● Exercise instructions:
Copy every entry word for word, but skip the pictures.

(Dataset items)
§

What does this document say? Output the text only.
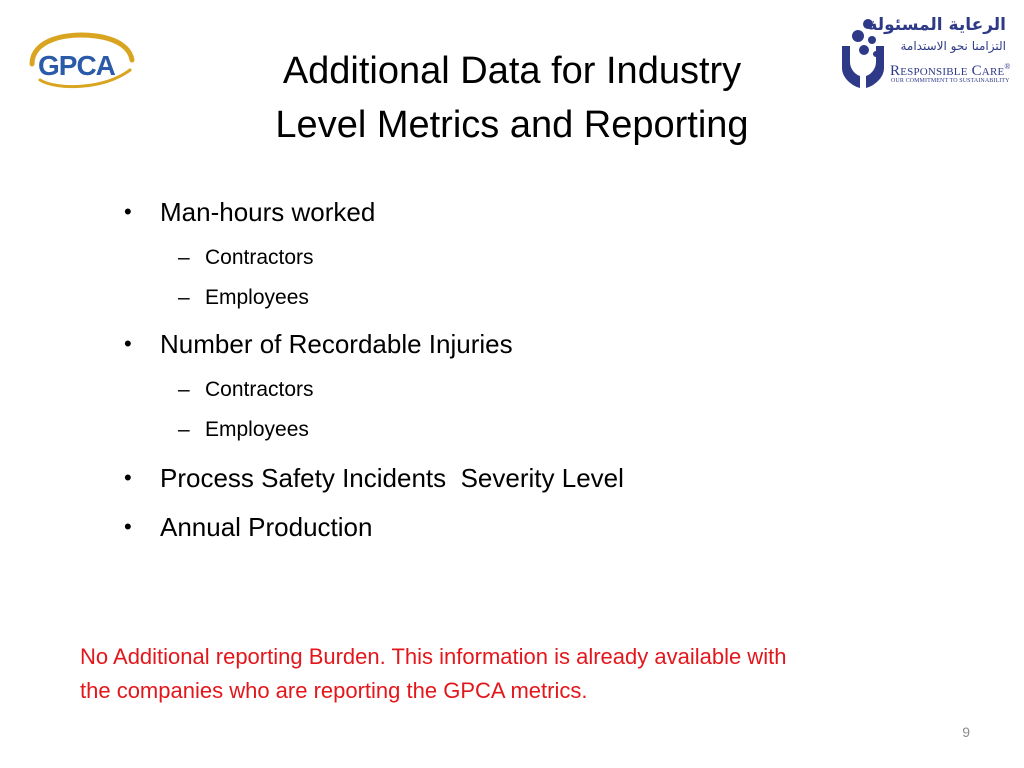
GPCA
الرعاية المسئولة
التزامنا نحو الاستدامة
RESPONSIBLE CARE®
OUR COMMITMENT TO SUSTAINABILITY
Additional Data for Industry
Level Metrics and Reporting
• Man-hours worked
– Contractors
– Employees
• Number of Recordable Injuries
– Contractors
– Employees
• Process Safety Incidents  Severity Level
• Annual Production
No Additional reporting Burden. This information is already available with
the companies who are reporting the GPCA metrics.
9
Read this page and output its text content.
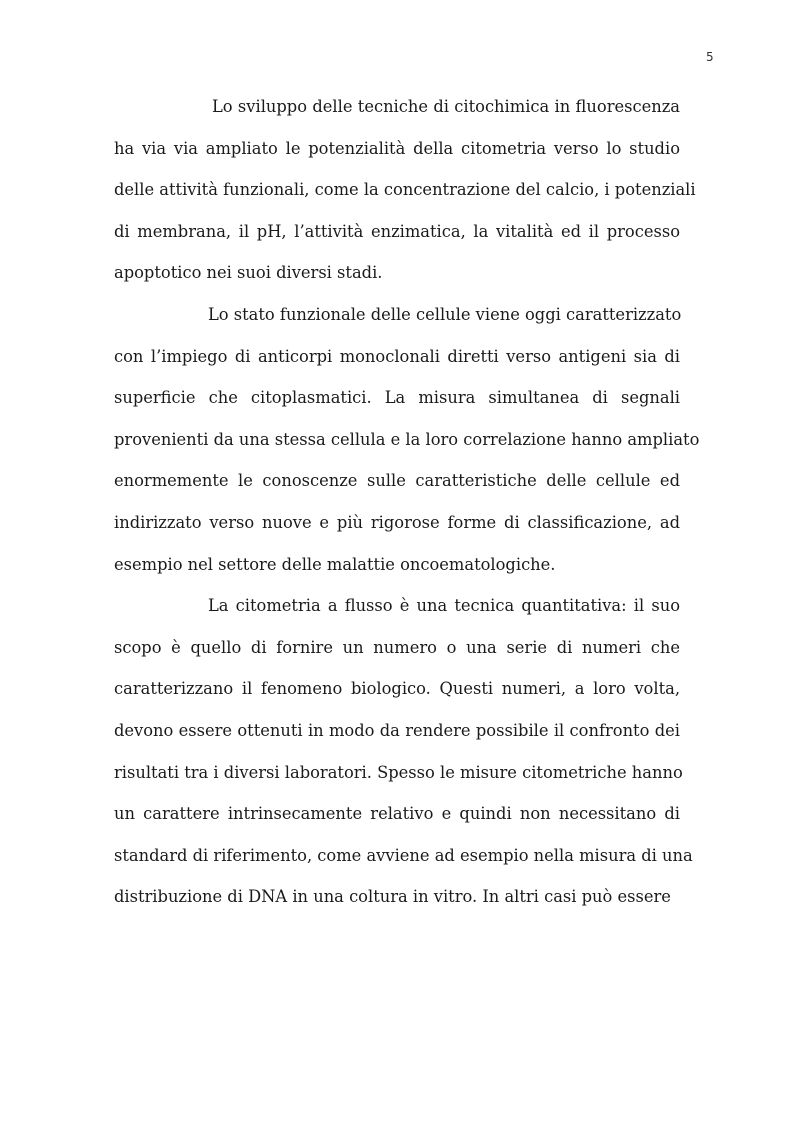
5
Lo sviluppo delle tecniche di citochimica in fluorescenza
ha via via ampliato le potenzialità della citometria verso lo studio
delle attività funzionali, come la concentrazione del calcio, i potenziali
di membrana, il pH, l’attività enzimatica, la vitalità ed il processo
apoptotico nei suoi diversi stadi.
Lo stato funzionale delle cellule viene oggi caratterizzato
con l’impiego di anticorpi monoclonali diretti verso antigeni sia di
superficie che citoplasmatici. La misura simultanea di segnali
provenienti da una stessa cellula e la loro correlazione hanno ampliato
enormemente le conoscenze sulle caratteristiche delle cellule ed
indirizzato verso nuove e più rigorose forme di classificazione, ad
esempio nel settore delle malattie oncoematologiche.
La citometria a flusso è una tecnica quantitativa: il suo
scopo è quello di fornire un numero o una serie di numeri che
caratterizzano il fenomeno biologico. Questi numeri, a loro volta,
devono essere ottenuti in modo da rendere possibile il confronto dei
risultati tra i diversi laboratori. Spesso le misure citometriche hanno
un carattere intrinsecamente relativo e quindi non necessitano di
standard di riferimento, come avviene ad esempio nella misura di una
distribuzione di DNA in una coltura in vitro. In altri casi può essere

§

● Result of the exercise:
What does this document say? Output the text only.
GPCA
الرعاية المسئولة
التزامنا نحو الاستدامة
RESPONSIBLE CARE®
OUR COMMITMENT TO SUSTAINABILITY
Additional Data for Industry
Level Metrics and Reporting
• Man-hours worked
– Contractors
– Employees
• Number of Recordable Injuries
– Contractors
– Employees
• Process Safety Incidents  Severity Level
• Annual Production
No Additional reporting Burden. This information is already available with
the companies who are reporting the GPCA metrics.
9
Read this page and output its text content.
5
Lo sviluppo delle tecniche di citochimica in fluorescenza
ha via via ampliato le potenzialità della citometria verso lo studio
delle attività funzionali, come la concentrazione del calcio, i potenziali
di membrana, il pH, l’attività enzimatica, la vitalità ed il processo
apoptotico nei suoi diversi stadi.
Lo stato funzionale delle cellule viene oggi caratterizzato
con l’impiego di anticorpi monoclonali diretti verso antigeni sia di
superficie che citoplasmatici. La misura simultanea di segnali
provenienti da una stessa cellula e la loro correlazione hanno ampliato
enormemente le conoscenze sulle caratteristiche delle cellule ed
indirizzato verso nuove e più rigorose forme di classificazione, ad
esempio nel settore delle malattie oncoematologiche.
La citometria a flusso è una tecnica quantitativa: il suo
scopo è quello di fornire un numero o una serie di numeri che
caratterizzano il fenomeno biologico. Questi numeri, a loro volta,
devono essere ottenuti in modo da rendere possibile il confronto dei
risultati tra i diversi laboratori. Spesso le misure citometriche hanno
un carattere intrinsecamente relativo e quindi non necessitano di
standard di riferimento, come avviene ad esempio nella misura di una
distribuzione di DNA in una coltura in vitro. In altri casi può essere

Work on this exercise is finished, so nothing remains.